■ **Task to complete**
All of the data should be repeated exactly; pictures are not part of the copy.

-=-=-=-=-

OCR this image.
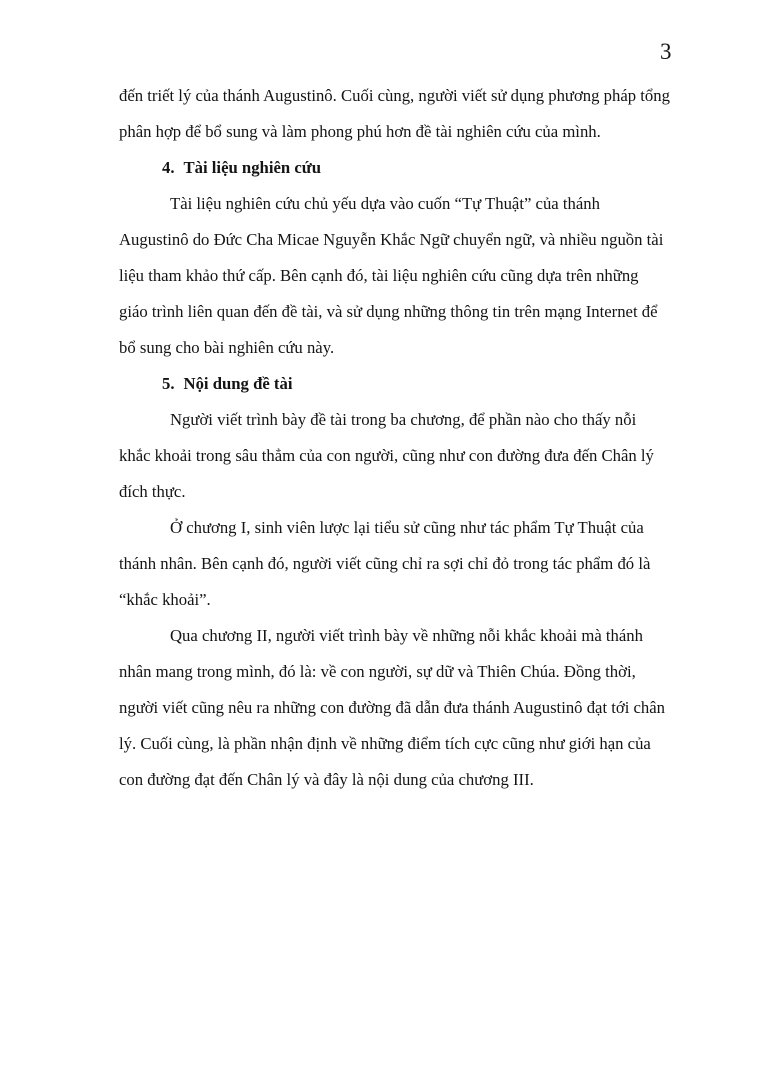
3

đến triết lý của thánh Augustinô. Cuối cùng, người viết sử dụng phương pháp tổng phân hợp để bổ sung và làm phong phú hơn đề tài nghiên cứu của mình.

4. Tài liệu nghiên cứu

Tài liệu nghiên cứu chủ yếu dựa vào cuốn “Tự Thuật” của thánh Augustinô do Đức Cha Micae Nguyễn Khắc Ngữ chuyển ngữ, và nhiều nguồn tài liệu tham khảo thứ cấp. Bên cạnh đó, tài liệu nghiên cứu cũng dựa trên những giáo trình liên quan đến đề tài, và sử dụng những thông tin trên mạng Internet để bổ sung cho bài nghiên cứu này.

5. Nội dung đề tài

Người viết trình bày đề tài trong ba chương, để phần nào cho thấy nỗi khắc khoải trong sâu thẳm của con người, cũng như con đường đưa đến Chân lý đích thực.

Ở chương I, sinh viên lược lại tiểu sử cũng như tác phẩm Tự Thuật của thánh nhân. Bên cạnh đó, người viết cũng chỉ ra sợi chỉ đỏ trong tác phẩm đó là “khắc khoải”.

Qua chương II, người viết trình bày về những nỗi khắc khoải mà thánh nhân mang trong mình, đó là: về con người, sự dữ và Thiên Chúa. Đồng thời, người viết cũng nêu ra những con đường đã dẫn đưa thánh Augustinô đạt tới chân lý. Cuối cùng, là phần nhận định về những điểm tích cực cũng như giới hạn của con đường đạt đến Chân lý và đây là nội dung của chương III.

-=-=-=-=-

■ **Task response**
OCR this image.
3

đến triết lý của thánh Augustinô. Cuối cùng, người viết sử dụng phương pháp tổng phân hợp để bổ sung và làm phong phú hơn đề tài nghiên cứu của mình.

4. Tài liệu nghiên cứu

Tài liệu nghiên cứu chủ yếu dựa vào cuốn “Tự Thuật” của thánh Augustinô do Đức Cha Micae Nguyễn Khắc Ngữ chuyển ngữ, và nhiều nguồn tài liệu tham khảo thứ cấp. Bên cạnh đó, tài liệu nghiên cứu cũng dựa trên những giáo trình liên quan đến đề tài, và sử dụng những thông tin trên mạng Internet để bổ sung cho bài nghiên cứu này.

5. Nội dung đề tài

Người viết trình bày đề tài trong ba chương, để phần nào cho thấy nỗi khắc khoải trong sâu thẳm của con người, cũng như con đường đưa đến Chân lý đích thực.

Ở chương I, sinh viên lược lại tiểu sử cũng như tác phẩm Tự Thuật của thánh nhân. Bên cạnh đó, người viết cũng chỉ ra sợi chỉ đỏ trong tác phẩm đó là “khắc khoải”.

Qua chương II, người viết trình bày về những nỗi khắc khoải mà thánh nhân mang trong mình, đó là: về con người, sự dữ và Thiên Chúa. Đồng thời, người viết cũng nêu ra những con đường đã dẫn đưa thánh Augustinô đạt tới chân lý. Cuối cùng, là phần nhận định về những điểm tích cực cũng như giới hạn của con đường đạt đến Chân lý và đây là nội dung của chương III.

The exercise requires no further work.